Work required> Your task is to repeat the listing exactly.

Dataset listings of figures>

*****

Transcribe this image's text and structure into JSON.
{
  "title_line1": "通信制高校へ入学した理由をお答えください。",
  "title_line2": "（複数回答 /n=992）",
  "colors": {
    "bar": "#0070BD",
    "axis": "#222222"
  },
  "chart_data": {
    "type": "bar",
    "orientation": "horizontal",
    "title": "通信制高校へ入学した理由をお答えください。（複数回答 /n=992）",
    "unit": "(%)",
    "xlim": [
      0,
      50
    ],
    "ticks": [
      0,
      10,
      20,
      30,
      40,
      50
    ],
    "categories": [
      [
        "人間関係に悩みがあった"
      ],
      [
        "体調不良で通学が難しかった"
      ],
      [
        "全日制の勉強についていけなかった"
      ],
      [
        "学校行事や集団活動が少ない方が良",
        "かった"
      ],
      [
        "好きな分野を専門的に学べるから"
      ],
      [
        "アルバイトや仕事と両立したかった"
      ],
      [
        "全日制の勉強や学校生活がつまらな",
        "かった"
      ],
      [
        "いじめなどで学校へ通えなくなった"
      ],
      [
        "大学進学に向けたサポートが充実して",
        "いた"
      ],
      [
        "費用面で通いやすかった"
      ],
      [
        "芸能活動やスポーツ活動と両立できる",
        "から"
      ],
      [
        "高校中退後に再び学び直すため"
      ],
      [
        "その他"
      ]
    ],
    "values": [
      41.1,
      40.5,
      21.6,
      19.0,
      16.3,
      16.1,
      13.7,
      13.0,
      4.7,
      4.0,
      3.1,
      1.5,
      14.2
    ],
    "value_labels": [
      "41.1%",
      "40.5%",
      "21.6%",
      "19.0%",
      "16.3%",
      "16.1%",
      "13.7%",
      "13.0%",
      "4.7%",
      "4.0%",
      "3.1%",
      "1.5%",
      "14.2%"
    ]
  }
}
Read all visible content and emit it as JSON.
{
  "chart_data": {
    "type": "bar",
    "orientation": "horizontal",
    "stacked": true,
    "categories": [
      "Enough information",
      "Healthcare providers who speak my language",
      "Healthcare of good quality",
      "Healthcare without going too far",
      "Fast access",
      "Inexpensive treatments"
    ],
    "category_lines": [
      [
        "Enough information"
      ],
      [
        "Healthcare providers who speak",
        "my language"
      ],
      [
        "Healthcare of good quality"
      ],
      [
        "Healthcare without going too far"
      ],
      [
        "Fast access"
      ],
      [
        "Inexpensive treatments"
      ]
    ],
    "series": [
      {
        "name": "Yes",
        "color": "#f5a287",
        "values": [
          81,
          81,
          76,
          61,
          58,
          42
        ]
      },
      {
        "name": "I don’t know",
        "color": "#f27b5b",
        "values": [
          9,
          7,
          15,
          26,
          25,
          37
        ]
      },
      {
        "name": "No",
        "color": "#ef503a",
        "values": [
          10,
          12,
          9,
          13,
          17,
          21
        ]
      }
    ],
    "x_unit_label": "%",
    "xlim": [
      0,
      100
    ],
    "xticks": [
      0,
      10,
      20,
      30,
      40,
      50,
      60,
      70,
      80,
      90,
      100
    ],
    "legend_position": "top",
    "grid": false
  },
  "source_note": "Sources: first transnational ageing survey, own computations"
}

*****

Written response>
Transcribe this image's text and structure into JSON.
{
  "title_line1": "通信制高校へ入学した理由をお答えください。",
  "title_line2": "（複数回答 /n=992）",
  "colors": {
    "bar": "#0070BD",
    "axis": "#222222"
  },
  "chart_data": {
    "type": "bar",
    "orientation": "horizontal",
    "title": "通信制高校へ入学した理由をお答えください。（複数回答 /n=992）",
    "unit": "(%)",
    "xlim": [
      0,
      50
    ],
    "ticks": [
      0,
      10,
      20,
      30,
      40,
      50
    ],
    "categories": [
      [
        "人間関係に悩みがあった"
      ],
      [
        "体調不良で通学が難しかった"
      ],
      [
        "全日制の勉強についていけなかった"
      ],
      [
        "学校行事や集団活動が少ない方が良",
        "かった"
      ],
      [
        "好きな分野を専門的に学べるから"
      ],
      [
        "アルバイトや仕事と両立したかった"
      ],
      [
        "全日制の勉強や学校生活がつまらな",
        "かった"
      ],
      [
        "いじめなどで学校へ通えなくなった"
      ],
      [
        "大学進学に向けたサポートが充実して",
        "いた"
      ],
      [
        "費用面で通いやすかった"
      ],
      [
        "芸能活動やスポーツ活動と両立できる",
        "から"
      ],
      [
        "高校中退後に再び学び直すため"
      ],
      [
        "その他"
      ]
    ],
    "values": [
      41.1,
      40.5,
      21.6,
      19.0,
      16.3,
      16.1,
      13.7,
      13.0,
      4.7,
      4.0,
      3.1,
      1.5,
      14.2
    ],
    "value_labels": [
      "41.1%",
      "40.5%",
      "21.6%",
      "19.0%",
      "16.3%",
      "16.1%",
      "13.7%",
      "13.0%",
      "4.7%",
      "4.0%",
      "3.1%",
      "1.5%",
      "14.2%"
    ]
  }
}
Read all visible content and emit it as JSON.
{
  "chart_data": {
    "type": "bar",
    "orientation": "horizontal",
    "stacked": true,
    "categories": [
      "Enough information",
      "Healthcare providers who speak my language",
      "Healthcare of good quality",
      "Healthcare without going too far",
      "Fast access",
      "Inexpensive treatments"
    ],
    "category_lines": [
      [
        "Enough information"
      ],
      [
        "Healthcare providers who speak",
        "my language"
      ],
      [
        "Healthcare of good quality"
      ],
      [
        "Healthcare without going too far"
      ],
      [
        "Fast access"
      ],
      [
        "Inexpensive treatments"
      ]
    ],
    "series": [
      {
        "name": "Yes",
        "color": "#f5a287",
        "values": [
          81,
          81,
          76,
          61,
          58,
          42
        ]
      },
      {
        "name": "I don’t know",
        "color": "#f27b5b",
        "values": [
          9,
          7,
          15,
          26,
          25,
          37
        ]
      },
      {
        "name": "No",
        "color": "#ef503a",
        "values": [
          10,
          12,
          9,
          13,
          17,
          21
        ]
      }
    ],
    "x_unit_label": "%",
    "xlim": [
      0,
      100
    ],
    "xticks": [
      0,
      10,
      20,
      30,
      40,
      50,
      60,
      70,
      80,
      90,
      100
    ],
    "legend_position": "top",
    "grid": false
  },
  "source_note": "Sources: first transnational ageing survey, own computations"
}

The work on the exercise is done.